> -----Original Message-----
> From: Richard Biener <richard.guent...@gmail.com>
> Sent: Friday, May 17, 2024 6:51 AM
> To: Victor Do Nascimento <victor.donascime...@arm.com>
> Cc: gcc-patches@gcc.gnu.org; Richard Sandiford <richard.sandif...@arm.com>;
> Richard Earnshaw <richard.earns...@arm.com>; Victor Do Nascimento
> <vicdo...@e133397.arm.com>
> Subject: Re: [PATCH] middle-end: Expand {u|s}dot product support in
> autovectorizer
> 
> On Thu, May 16, 2024 at 4:40 PM Victor Do Nascimento
> <victor.donascime...@arm.com> wrote:
> >
> > From: Victor Do Nascimento <vicdo...@e133397.arm.com>
> >
> > At present, the compiler offers the `{u|s|us}dot_prod_optab' direct
> > optabs for dealing with vectorizable dot product code sequences.  The
> > consequence of using a direct optab for this is that backend-pattern
> > selection is only ever able to match against one datatype - Either
> > that of the operands or of the accumulated value, never both.
> >
> > With the introduction of the 2-way (un)signed dot-product insn [1][2]
> > in AArch64 SVE2, the existing direct opcode approach is no longer
> > sufficient for full specification of all the possible dot product
> > machine instructions to be matched to the code sequence; a dot product
> > resulting in VNx4SI may result from either dot products on VNx16QI or
> > VNx8HI values for the 4- and 2-way dot product operations, respectively.
> >
> > This means that the following example fails autovectorization:
> >
> > uint32_t foo(int n, uint16_t* data) {
> >   uint32_t sum = 0;
> >   for (int i=0; i<n; i+=1) {
> >     sum += data[i] * data[i];
> >   }
> >   return sum;
> > }
> >
> > To remedy the issue a new optab is added, tentatively named
> > `udot_prod_twoway_optab', whose selection is dependent upon checking
> > of both input and output types involved in the operation.
> 
> I don't like this too much.  I'll note we document dot_prod as
> 
> @cindex @code{sdot_prod@var{m}} instruction pattern
> @item @samp{sdot_prod@var{m}}
> 
> Compute the sum of the products of two signed elements.
> Operand 1 and operand 2 are of the same mode. Their
> product, which is of a wider mode, is computed and added to operand 3.
> Operand 3 is of a mode equal or wider than the mode of the product. The
> result is placed in operand 0, which is of the same mode as operand 3.
> @var{m} is the mode of operand 1 and operand 2.
> 
> with no restriction on the wider mode but we don't specify it which is
> bad design.  This should have been a convert optab with two modes
> from the start - adding a _twoway variant is just a hack.

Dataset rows
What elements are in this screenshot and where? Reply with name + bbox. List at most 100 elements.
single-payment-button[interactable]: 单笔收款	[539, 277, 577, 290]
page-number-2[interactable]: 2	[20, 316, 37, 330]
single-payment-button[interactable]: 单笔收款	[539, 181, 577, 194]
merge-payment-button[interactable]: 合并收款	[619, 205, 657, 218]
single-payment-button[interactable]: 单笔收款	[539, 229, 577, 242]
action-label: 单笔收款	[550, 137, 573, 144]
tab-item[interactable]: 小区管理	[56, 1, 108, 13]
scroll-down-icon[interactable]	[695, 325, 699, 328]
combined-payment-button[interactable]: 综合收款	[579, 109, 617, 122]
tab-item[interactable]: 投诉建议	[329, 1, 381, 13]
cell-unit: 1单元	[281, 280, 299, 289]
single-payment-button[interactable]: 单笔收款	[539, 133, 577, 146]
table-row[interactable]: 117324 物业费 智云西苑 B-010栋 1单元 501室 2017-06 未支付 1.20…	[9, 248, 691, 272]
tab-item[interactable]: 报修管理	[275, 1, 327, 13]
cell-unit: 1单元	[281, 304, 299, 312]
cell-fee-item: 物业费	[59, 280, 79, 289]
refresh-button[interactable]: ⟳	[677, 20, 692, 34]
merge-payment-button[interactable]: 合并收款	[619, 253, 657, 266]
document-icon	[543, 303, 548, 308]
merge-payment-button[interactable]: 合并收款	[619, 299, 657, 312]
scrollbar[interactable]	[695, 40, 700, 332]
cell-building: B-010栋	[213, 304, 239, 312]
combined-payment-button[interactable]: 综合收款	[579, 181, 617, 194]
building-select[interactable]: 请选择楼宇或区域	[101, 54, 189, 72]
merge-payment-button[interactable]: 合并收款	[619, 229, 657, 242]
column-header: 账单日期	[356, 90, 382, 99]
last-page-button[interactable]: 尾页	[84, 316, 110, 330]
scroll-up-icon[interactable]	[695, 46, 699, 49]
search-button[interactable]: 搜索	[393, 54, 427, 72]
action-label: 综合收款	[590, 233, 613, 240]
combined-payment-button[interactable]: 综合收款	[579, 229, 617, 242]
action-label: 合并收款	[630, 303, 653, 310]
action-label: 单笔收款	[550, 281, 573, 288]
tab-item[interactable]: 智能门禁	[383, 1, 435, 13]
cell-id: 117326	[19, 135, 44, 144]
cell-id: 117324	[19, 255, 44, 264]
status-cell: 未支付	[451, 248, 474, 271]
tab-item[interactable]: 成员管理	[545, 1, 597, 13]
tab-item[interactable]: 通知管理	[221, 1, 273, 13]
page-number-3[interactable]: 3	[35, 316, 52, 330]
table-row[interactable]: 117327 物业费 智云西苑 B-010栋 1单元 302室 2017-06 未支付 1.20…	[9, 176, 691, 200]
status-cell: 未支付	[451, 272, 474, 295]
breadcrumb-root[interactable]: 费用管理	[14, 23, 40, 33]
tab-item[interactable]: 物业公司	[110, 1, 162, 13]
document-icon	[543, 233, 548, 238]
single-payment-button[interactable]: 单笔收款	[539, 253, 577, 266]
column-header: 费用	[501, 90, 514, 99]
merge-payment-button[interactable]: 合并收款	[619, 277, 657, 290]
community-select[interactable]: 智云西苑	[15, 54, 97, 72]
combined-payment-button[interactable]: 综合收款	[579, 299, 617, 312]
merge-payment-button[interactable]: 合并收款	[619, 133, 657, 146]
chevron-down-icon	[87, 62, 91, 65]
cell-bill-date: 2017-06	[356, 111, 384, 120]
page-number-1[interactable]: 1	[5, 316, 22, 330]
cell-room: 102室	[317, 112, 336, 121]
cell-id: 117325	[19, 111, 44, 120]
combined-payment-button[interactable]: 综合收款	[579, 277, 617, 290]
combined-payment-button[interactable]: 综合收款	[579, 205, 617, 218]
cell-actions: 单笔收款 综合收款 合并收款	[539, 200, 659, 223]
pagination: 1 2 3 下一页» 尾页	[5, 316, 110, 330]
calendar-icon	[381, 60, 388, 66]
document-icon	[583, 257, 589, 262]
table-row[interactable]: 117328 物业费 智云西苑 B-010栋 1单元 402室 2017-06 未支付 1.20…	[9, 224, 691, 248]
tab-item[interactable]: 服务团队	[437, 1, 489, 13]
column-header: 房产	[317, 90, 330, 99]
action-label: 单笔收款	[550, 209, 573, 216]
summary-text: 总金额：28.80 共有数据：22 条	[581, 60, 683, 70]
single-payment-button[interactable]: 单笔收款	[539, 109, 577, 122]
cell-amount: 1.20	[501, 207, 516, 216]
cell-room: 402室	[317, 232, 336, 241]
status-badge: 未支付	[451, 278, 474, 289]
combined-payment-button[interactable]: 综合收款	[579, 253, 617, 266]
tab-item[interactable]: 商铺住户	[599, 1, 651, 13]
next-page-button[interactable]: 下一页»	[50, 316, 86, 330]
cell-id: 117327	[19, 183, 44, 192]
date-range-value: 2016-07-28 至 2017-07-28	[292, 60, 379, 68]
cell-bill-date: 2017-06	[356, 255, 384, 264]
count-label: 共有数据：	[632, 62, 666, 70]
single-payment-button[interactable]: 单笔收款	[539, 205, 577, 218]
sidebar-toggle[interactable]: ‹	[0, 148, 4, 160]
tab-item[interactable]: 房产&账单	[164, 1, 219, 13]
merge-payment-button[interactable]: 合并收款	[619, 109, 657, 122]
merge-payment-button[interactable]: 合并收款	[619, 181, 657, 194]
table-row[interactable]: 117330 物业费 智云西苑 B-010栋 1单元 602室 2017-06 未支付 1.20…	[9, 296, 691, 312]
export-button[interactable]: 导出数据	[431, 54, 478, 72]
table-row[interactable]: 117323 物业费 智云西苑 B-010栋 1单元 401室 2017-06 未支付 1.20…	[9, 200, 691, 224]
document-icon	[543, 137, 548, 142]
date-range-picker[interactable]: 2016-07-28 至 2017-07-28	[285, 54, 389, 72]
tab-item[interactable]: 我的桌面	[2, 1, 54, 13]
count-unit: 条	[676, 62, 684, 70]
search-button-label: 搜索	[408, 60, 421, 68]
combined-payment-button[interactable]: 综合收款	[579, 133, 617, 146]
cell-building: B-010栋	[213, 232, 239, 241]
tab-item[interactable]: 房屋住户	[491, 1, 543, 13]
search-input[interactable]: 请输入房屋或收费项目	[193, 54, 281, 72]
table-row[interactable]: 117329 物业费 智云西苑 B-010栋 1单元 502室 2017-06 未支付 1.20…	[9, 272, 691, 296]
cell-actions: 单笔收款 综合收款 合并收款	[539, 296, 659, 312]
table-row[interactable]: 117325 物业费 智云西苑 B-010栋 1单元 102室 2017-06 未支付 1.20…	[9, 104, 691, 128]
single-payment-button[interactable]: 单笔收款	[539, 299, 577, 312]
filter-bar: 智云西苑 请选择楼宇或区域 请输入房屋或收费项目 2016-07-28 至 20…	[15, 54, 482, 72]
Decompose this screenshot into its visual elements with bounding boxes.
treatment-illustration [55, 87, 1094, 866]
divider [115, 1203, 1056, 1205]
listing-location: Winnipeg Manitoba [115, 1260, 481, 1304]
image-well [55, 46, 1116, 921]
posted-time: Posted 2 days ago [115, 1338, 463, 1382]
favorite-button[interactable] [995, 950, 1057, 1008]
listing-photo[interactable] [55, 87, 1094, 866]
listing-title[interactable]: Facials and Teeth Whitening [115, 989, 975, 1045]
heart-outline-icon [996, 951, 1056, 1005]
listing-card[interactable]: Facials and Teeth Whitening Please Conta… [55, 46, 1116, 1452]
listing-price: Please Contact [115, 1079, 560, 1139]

Written instruction
Please state what, according to the reply in the patch email thread, the dot product optab should have been from the start.

Task solution
A convert optab with two modes.